_What to work on_
What is needed here is an exact copy of every entry.

_Supplied material_
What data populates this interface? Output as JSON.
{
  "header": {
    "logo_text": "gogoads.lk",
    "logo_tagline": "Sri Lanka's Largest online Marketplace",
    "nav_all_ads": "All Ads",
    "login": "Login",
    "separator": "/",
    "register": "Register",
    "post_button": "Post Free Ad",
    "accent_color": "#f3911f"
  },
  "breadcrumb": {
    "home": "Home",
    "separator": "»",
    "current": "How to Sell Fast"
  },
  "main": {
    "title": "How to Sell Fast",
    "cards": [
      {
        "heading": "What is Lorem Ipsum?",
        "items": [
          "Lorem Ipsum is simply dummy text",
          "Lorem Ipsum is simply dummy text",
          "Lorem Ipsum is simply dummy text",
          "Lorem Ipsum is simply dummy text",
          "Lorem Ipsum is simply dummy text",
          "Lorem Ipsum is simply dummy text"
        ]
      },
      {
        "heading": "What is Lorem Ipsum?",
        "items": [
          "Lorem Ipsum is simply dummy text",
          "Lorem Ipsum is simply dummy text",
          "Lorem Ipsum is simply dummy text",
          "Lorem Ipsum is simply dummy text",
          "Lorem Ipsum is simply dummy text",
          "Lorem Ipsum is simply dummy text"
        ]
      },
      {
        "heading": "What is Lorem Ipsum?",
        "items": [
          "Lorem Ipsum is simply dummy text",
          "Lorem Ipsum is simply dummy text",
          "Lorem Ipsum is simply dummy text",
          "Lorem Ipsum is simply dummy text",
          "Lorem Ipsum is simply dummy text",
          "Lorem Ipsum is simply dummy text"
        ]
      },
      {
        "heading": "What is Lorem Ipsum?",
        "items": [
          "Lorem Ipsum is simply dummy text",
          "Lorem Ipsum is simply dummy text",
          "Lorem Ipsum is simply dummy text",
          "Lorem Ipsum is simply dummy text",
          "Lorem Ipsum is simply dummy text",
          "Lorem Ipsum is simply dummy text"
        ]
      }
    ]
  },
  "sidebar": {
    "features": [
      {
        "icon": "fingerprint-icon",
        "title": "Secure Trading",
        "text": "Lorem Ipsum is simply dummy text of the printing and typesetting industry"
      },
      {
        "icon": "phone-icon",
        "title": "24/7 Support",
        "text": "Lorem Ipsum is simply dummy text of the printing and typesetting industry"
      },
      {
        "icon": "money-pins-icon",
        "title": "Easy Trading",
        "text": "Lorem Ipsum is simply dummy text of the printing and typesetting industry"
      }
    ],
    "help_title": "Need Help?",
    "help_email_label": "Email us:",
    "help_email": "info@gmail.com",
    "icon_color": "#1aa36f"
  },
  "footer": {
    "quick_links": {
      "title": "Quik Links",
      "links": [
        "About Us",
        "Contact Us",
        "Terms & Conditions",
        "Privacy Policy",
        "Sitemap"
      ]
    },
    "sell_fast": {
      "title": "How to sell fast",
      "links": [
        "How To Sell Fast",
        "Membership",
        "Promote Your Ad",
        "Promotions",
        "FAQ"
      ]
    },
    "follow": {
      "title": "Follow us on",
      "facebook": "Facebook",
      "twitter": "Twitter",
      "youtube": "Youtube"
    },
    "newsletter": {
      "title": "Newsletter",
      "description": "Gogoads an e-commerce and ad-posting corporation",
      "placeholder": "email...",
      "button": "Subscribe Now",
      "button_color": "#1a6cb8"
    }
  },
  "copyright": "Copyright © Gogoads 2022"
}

_Written solution_
What data populates this interface? Output as JSON.
{
  "header": {
    "logo_text": "gogoads.lk",
    "logo_tagline": "Sri Lanka's Largest online Marketplace",
    "nav_all_ads": "All Ads",
    "login": "Login",
    "separator": "/",
    "register": "Register",
    "post_button": "Post Free Ad",
    "accent_color": "#f3911f"
  },
  "breadcrumb": {
    "home": "Home",
    "separator": "»",
    "current": "How to Sell Fast"
  },
  "main": {
    "title": "How to Sell Fast",
    "cards": [
      {
        "heading": "What is Lorem Ipsum?",
        "items": [
          "Lorem Ipsum is simply dummy text",
          "Lorem Ipsum is simply dummy text",
          "Lorem Ipsum is simply dummy text",
          "Lorem Ipsum is simply dummy text",
          "Lorem Ipsum is simply dummy text",
          "Lorem Ipsum is simply dummy text"
        ]
      },
      {
        "heading": "What is Lorem Ipsum?",
        "items": [
          "Lorem Ipsum is simply dummy text",
          "Lorem Ipsum is simply dummy text",
          "Lorem Ipsum is simply dummy text",
          "Lorem Ipsum is simply dummy text",
          "Lorem Ipsum is simply dummy text",
          "Lorem Ipsum is simply dummy text"
        ]
      },
      {
        "heading": "What is Lorem Ipsum?",
        "items": [
          "Lorem Ipsum is simply dummy text",
          "Lorem Ipsum is simply dummy text",
          "Lorem Ipsum is simply dummy text",
          "Lorem Ipsum is simply dummy text",
          "Lorem Ipsum is simply dummy text",
          "Lorem Ipsum is simply dummy text"
        ]
      },
      {
        "heading": "What is Lorem Ipsum?",
        "items": [
          "Lorem Ipsum is simply dummy text",
          "Lorem Ipsum is simply dummy text",
          "Lorem Ipsum is simply dummy text",
          "Lorem Ipsum is simply dummy text",
          "Lorem Ipsum is simply dummy text",
          "Lorem Ipsum is simply dummy text"
        ]
      }
    ]
  },
  "sidebar": {
    "features": [
      {
        "icon": "fingerprint-icon",
        "title": "Secure Trading",
        "text": "Lorem Ipsum is simply dummy text of the printing and typesetting industry"
      },
      {
        "icon": "phone-icon",
        "title": "24/7 Support",
        "text": "Lorem Ipsum is simply dummy text of the printing and typesetting industry"
      },
      {
        "icon": "money-pins-icon",
        "title": "Easy Trading",
        "text": "Lorem Ipsum is simply dummy text of the printing and typesetting industry"
      }
    ],
    "help_title": "Need Help?",
    "help_email_label": "Email us:",
    "help_email": "info@gmail.com",
    "icon_color": "#1aa36f"
  },
  "footer": {
    "quick_links": {
      "title": "Quik Links",
      "links": [
        "About Us",
        "Contact Us",
        "Terms & Conditions",
        "Privacy Policy",
        "Sitemap"
      ]
    },
    "sell_fast": {
      "title": "How to sell fast",
      "links": [
        "How To Sell Fast",
        "Membership",
        "Promote Your Ad",
        "Promotions",
        "FAQ"
      ]
    },
    "follow": {
      "title": "Follow us on",
      "facebook": "Facebook",
      "twitter": "Twitter",
      "youtube": "Youtube"
    },
    "newsletter": {
      "title": "Newsletter",
      "description": "Gogoads an e-commerce and ad-posting corporation",
      "placeholder": "email...",
      "button": "Subscribe Now",
      "button_color": "#1a6cb8"
    }
  },
  "copyright": "Copyright © Gogoads 2022"
}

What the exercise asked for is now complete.